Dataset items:
........
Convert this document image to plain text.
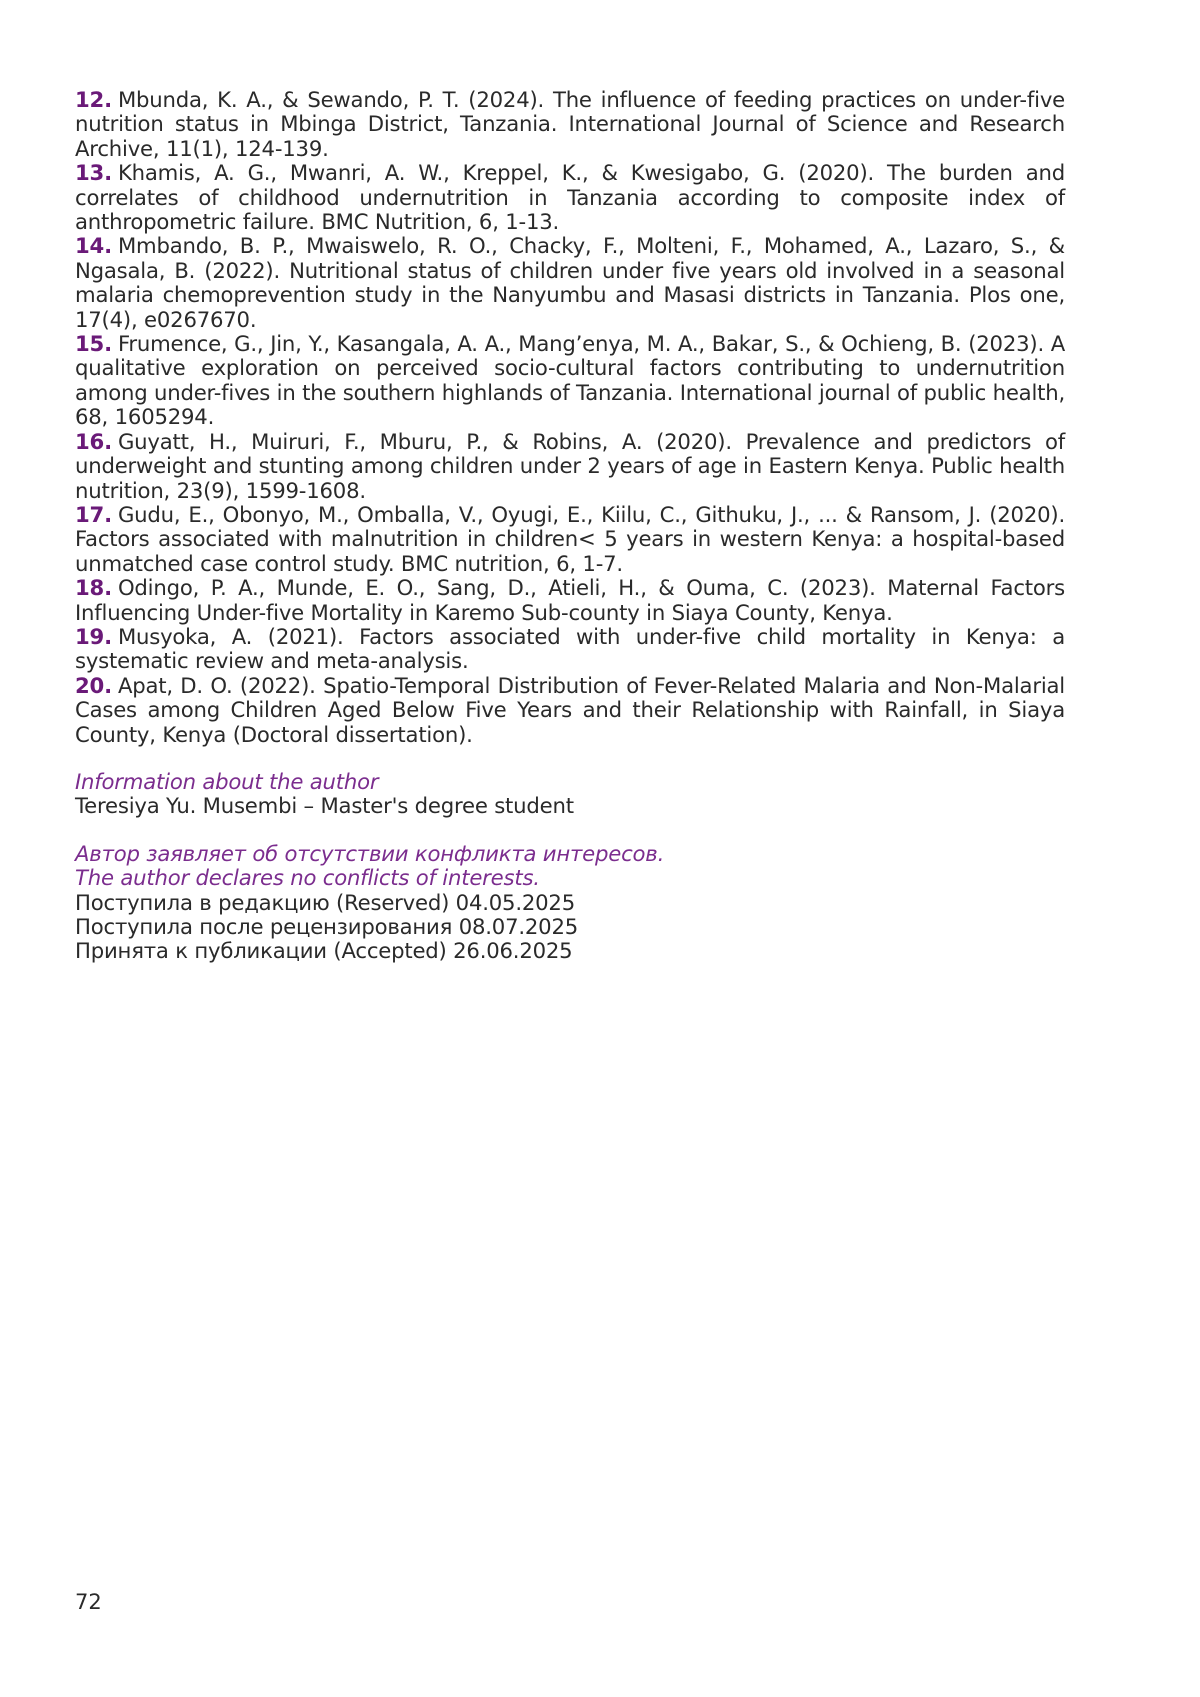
12. Mbunda, K. A., & Sewando, P. T. (2024). The influence of feeding practices on under-five nutrition status in Mbinga District, Tanzania. International Journal of Science and Research Archive, 11(1), 124-139.
13. Khamis, A. G., Mwanri, A. W., Kreppel, K., & Kwesigabo, G. (2020). The burden and correlates of childhood undernutrition in Tanzania according to composite index of anthropometric failure. BMC Nutrition, 6, 1-13.
14. Mmbando, B. P., Mwaiswelo, R. O., Chacky, F., Molteni, F., Mohamed, A., Lazaro, S., & Ngasala, B. (2022). Nutritional status of children under five years old involved in a seasonal malaria chemoprevention study in the Nanyumbu and Masasi districts in Tanzania. Plos one, 17(4), e0267670.
15. Frumence, G., Jin, Y., Kasangala, A. A., Mang’enya, M. A., Bakar, S., & Ochieng, B. (2023). A qualitative exploration on perceived socio-cultural factors contributing to undernutrition among under-fives in the southern highlands of Tanzania. International journal of public health, 68, 1605294.
16. Guyatt, H., Muiruri, F., Mburu, P., & Robins, A. (2020). Prevalence and predictors of underweight and stunting among children under 2 years of age in Eastern Kenya. Public health nutrition, 23(9), 1599-1608.
17. Gudu, E., Obonyo, M., Omballa, V., Oyugi, E., Kiilu, C., Githuku, J., ... & Ransom, J. (2020). Factors associated with malnutrition in children< 5 years in western Kenya: a hospital-based unmatched case control study. BMC nutrition, 6, 1-7.
18. Odingo, P. A., Munde, E. O., Sang, D., Atieli, H., & Ouma, C. (2023). Maternal Factors Influencing Under-five Mortality in Karemo Sub-county in Siaya County, Kenya.
19. Musyoka, A. (2021). Factors associated with under-five child mortality in Kenya: a systematic review and meta-analysis.
20. Apat, D. O. (2022). Spatio-Temporal Distribution of Fever-Related Malaria and Non-Malarial Cases among Children Aged Below Five Years and their Relationship with Rainfall, in Siaya County, Kenya (Doctoral dissertation).
Information about the author
Teresiya Yu. Musembi – Master's degree student
Автор заявляет об отсутствии конфликта интересов.
The author declares no conflicts of interests.
Поступила в редакцию (Reserved) 04.05.2025
Поступила после рецензирования 08.07.2025
Принята к публикации (Accepted) 26.06.2025
72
........
Problem description ->
In the listing above, locate each line with "health" and copy it.

Correct answer ->
15. Frumence, G., Jin, Y., Kasangala, A. A., Mang’enya, M. A., Bakar, S., & Ochieng, B. (2023). A qualitative exploration on perceived socio-cultural factors contributing to undernutrition among under-fives in the southern highlands of Tanzania. International journal of public health, 68, 1605294.
16. Guyatt, H., Muiruri, F., Mburu, P., & Robins, A. (2020). Prevalence and predictors of underweight and stunting among children under 2 years of age in Eastern Kenya. Public health nutrition, 23(9), 1599-1608.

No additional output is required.